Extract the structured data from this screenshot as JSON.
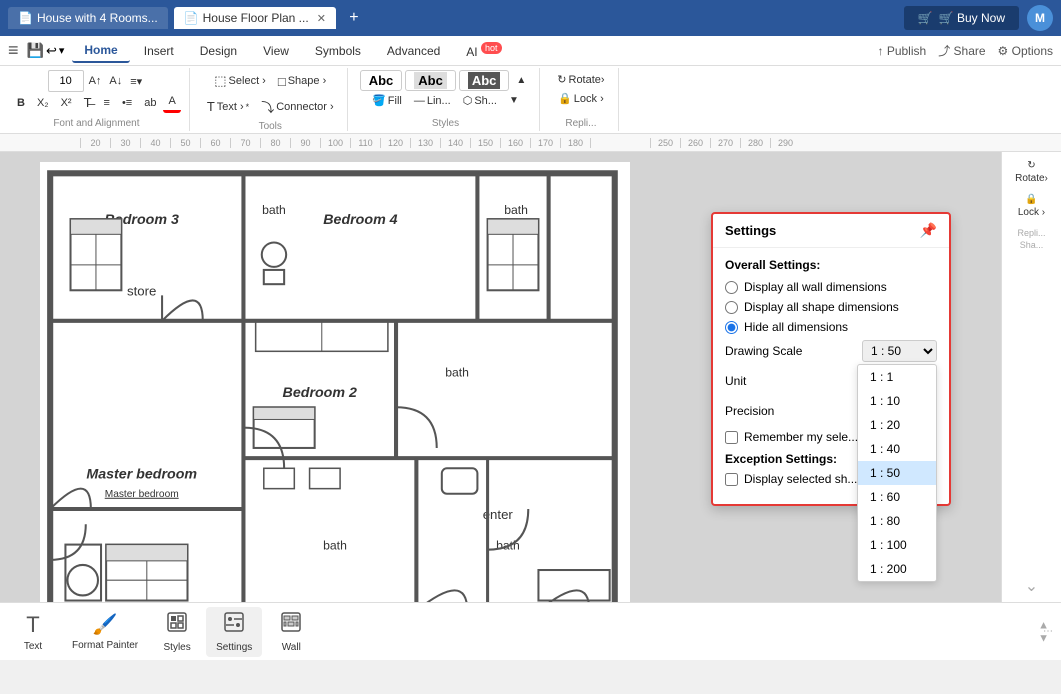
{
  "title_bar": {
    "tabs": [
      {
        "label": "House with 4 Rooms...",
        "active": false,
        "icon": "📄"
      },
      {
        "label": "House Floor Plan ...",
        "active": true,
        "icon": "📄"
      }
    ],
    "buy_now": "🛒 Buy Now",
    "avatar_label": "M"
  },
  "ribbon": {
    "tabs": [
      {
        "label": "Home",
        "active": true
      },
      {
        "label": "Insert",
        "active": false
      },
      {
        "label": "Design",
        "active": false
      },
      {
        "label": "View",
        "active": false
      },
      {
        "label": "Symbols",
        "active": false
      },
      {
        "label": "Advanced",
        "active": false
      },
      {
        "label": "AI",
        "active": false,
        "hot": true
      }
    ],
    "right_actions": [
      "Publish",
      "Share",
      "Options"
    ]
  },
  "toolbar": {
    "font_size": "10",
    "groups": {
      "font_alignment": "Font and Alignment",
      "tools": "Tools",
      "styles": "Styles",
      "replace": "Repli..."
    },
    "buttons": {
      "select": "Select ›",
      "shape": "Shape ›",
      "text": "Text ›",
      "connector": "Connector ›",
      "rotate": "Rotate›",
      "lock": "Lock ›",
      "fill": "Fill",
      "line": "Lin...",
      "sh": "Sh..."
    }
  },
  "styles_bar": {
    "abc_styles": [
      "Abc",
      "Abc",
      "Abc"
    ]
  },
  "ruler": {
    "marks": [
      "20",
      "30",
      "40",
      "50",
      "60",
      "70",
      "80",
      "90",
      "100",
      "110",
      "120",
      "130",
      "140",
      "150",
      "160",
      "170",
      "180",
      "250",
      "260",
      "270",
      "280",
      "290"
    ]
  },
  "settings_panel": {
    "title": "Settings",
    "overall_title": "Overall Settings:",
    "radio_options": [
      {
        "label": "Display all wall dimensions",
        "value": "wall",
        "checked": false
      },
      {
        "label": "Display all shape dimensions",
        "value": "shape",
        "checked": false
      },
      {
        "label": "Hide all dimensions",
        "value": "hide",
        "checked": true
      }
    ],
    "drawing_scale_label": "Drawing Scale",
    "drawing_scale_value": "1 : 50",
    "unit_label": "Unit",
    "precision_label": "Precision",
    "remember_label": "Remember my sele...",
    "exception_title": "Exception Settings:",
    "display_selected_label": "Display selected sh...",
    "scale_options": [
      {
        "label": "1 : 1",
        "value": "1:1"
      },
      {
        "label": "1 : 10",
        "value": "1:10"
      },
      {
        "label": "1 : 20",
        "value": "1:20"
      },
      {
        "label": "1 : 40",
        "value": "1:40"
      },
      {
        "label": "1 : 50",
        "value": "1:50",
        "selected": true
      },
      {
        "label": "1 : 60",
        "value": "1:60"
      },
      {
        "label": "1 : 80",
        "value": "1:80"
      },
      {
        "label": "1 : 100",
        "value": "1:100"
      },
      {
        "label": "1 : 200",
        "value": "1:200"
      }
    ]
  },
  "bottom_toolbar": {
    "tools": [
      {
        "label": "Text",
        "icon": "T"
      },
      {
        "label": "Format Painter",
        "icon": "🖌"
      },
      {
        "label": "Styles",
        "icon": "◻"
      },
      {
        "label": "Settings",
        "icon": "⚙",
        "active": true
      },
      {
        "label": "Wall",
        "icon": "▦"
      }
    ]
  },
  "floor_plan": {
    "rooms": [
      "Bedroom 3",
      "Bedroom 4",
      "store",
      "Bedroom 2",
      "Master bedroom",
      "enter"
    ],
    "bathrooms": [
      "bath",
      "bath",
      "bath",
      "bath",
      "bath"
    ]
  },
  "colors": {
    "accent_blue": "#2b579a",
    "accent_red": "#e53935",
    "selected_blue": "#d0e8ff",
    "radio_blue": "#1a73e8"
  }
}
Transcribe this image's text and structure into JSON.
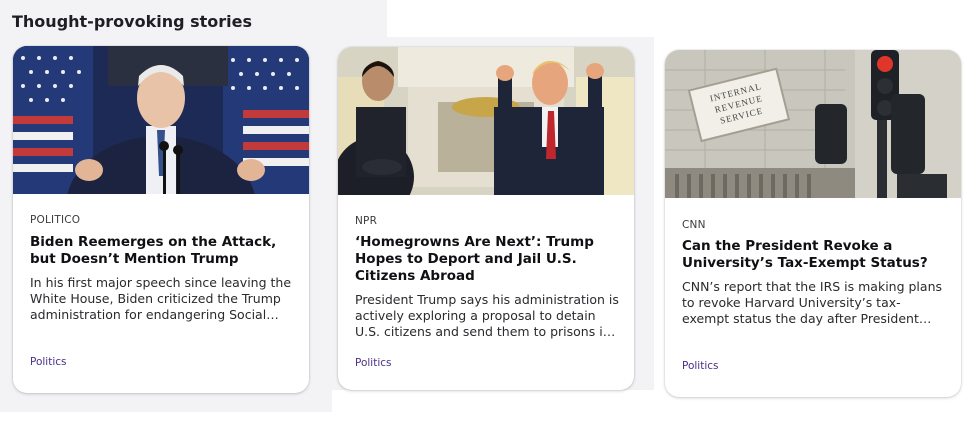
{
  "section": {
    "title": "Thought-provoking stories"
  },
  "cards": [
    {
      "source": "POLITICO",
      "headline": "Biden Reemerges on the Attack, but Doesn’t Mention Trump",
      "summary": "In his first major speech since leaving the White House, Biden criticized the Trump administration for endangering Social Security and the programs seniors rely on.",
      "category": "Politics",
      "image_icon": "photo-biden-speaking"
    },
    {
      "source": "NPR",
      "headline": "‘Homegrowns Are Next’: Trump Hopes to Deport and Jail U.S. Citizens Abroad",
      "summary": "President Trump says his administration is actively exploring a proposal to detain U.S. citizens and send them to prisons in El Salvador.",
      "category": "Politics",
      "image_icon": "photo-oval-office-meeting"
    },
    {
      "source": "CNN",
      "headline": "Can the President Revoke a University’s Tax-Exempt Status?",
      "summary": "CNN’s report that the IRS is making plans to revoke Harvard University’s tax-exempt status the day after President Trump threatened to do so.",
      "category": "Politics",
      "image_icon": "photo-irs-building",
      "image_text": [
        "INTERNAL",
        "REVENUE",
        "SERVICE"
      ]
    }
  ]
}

* **DESCRIPTION OF THE TASK**:
Quote the material word for word, dropping any images it holds.

* **RESPONSE TO THIS TASK**:
Extract the structured data from this screenshot as JSON.
{
  "title_bar": {
    "tabs": [
      {
        "label": "House with 4 Rooms...",
        "active": false,
        "icon": "📄"
      },
      {
        "label": "House Floor Plan ...",
        "active": true,
        "icon": "📄"
      }
    ],
    "buy_now": "🛒 Buy Now",
    "avatar_label": "M"
  },
  "ribbon": {
    "tabs": [
      {
        "label": "Home",
        "active": true
      },
      {
        "label": "Insert",
        "active": false
      },
      {
        "label": "Design",
        "active": false
      },
      {
        "label": "View",
        "active": false
      },
      {
        "label": "Symbols",
        "active": false
      },
      {
        "label": "Advanced",
        "active": false
      },
      {
        "label": "AI",
        "active": false,
        "hot": true
      }
    ],
    "right_actions": [
      "Publish",
      "Share",
      "Options"
    ]
  },
  "toolbar": {
    "font_size": "10",
    "groups": {
      "font_alignment": "Font and Alignment",
      "tools": "Tools",
      "styles": "Styles",
      "replace": "Repli..."
    },
    "buttons": {
      "select": "Select ›",
      "shape": "Shape ›",
      "text": "Text ›",
      "connector": "Connector ›",
      "rotate": "Rotate›",
      "lock": "Lock ›",
      "fill": "Fill",
      "line": "Lin...",
      "sh": "Sh..."
    }
  },
  "styles_bar": {
    "abc_styles": [
      "Abc",
      "Abc",
      "Abc"
    ]
  },
  "ruler": {
    "marks": [
      "20",
      "30",
      "40",
      "50",
      "60",
      "70",
      "80",
      "90",
      "100",
      "110",
      "120",
      "130",
      "140",
      "150",
      "160",
      "170",
      "180",
      "250",
      "260",
      "270",
      "280",
      "290"
    ]
  },
  "settings_panel": {
    "title": "Settings",
    "overall_title": "Overall Settings:",
    "radio_options": [
      {
        "label": "Display all wall dimensions",
        "value": "wall",
        "checked": false
      },
      {
        "label": "Display all shape dimensions",
        "value": "shape",
        "checked": false
      },
      {
        "label": "Hide all dimensions",
        "value": "hide",
        "checked": true
      }
    ],
    "drawing_scale_label": "Drawing Scale",
    "drawing_scale_value": "1 : 50",
    "unit_label": "Unit",
    "precision_label": "Precision",
    "remember_label": "Remember my sele...",
    "exception_title": "Exception Settings:",
    "display_selected_label": "Display selected sh...",
    "scale_options": [
      {
        "label": "1 : 1",
        "value": "1:1"
      },
      {
        "label": "1 : 10",
        "value": "1:10"
      },
      {
        "label": "1 : 20",
        "value": "1:20"
      },
      {
        "label": "1 : 40",
        "value": "1:40"
      },
      {
        "label": "1 : 50",
        "value": "1:50",
        "selected": true
      },
      {
        "label": "1 : 60",
        "value": "1:60"
      },
      {
        "label": "1 : 80",
        "value": "1:80"
      },
      {
        "label": "1 : 100",
        "value": "1:100"
      },
      {
        "label": "1 : 200",
        "value": "1:200"
      }
    ]
  },
  "bottom_toolbar": {
    "tools": [
      {
        "label": "Text",
        "icon": "T"
      },
      {
        "label": "Format Painter",
        "icon": "🖌"
      },
      {
        "label": "Styles",
        "icon": "◻"
      },
      {
        "label": "Settings",
        "icon": "⚙",
        "active": true
      },
      {
        "label": "Wall",
        "icon": "▦"
      }
    ]
  },
  "floor_plan": {
    "rooms": [
      "Bedroom 3",
      "Bedroom 4",
      "store",
      "Bedroom 2",
      "Master bedroom",
      "enter"
    ],
    "bathrooms": [
      "bath",
      "bath",
      "bath",
      "bath",
      "bath"
    ]
  },
  "colors": {
    "accent_blue": "#2b579a",
    "accent_red": "#e53935",
    "selected_blue": "#d0e8ff",
    "radio_blue": "#1a73e8"
  }
}
Transcribe this image's text and structure into JSON.
{
  "section": {
    "title": "Thought-provoking stories"
  },
  "cards": [
    {
      "source": "POLITICO",
      "headline": "Biden Reemerges on the Attack, but Doesn’t Mention Trump",
      "summary": "In his first major speech since leaving the White House, Biden criticized the Trump administration for endangering Social Security and the programs seniors rely on.",
      "category": "Politics",
      "image_icon": "photo-biden-speaking"
    },
    {
      "source": "NPR",
      "headline": "‘Homegrowns Are Next’: Trump Hopes to Deport and Jail U.S. Citizens Abroad",
      "summary": "President Trump says his administration is actively exploring a proposal to detain U.S. citizens and send them to prisons in El Salvador.",
      "category": "Politics",
      "image_icon": "photo-oval-office-meeting"
    },
    {
      "source": "CNN",
      "headline": "Can the President Revoke a University’s Tax-Exempt Status?",
      "summary": "CNN’s report that the IRS is making plans to revoke Harvard University’s tax-exempt status the day after President Trump threatened to do so.",
      "category": "Politics",
      "image_icon": "photo-irs-building",
      "image_text": [
        "INTERNAL",
        "REVENUE",
        "SERVICE"
      ]
    }
  ]
}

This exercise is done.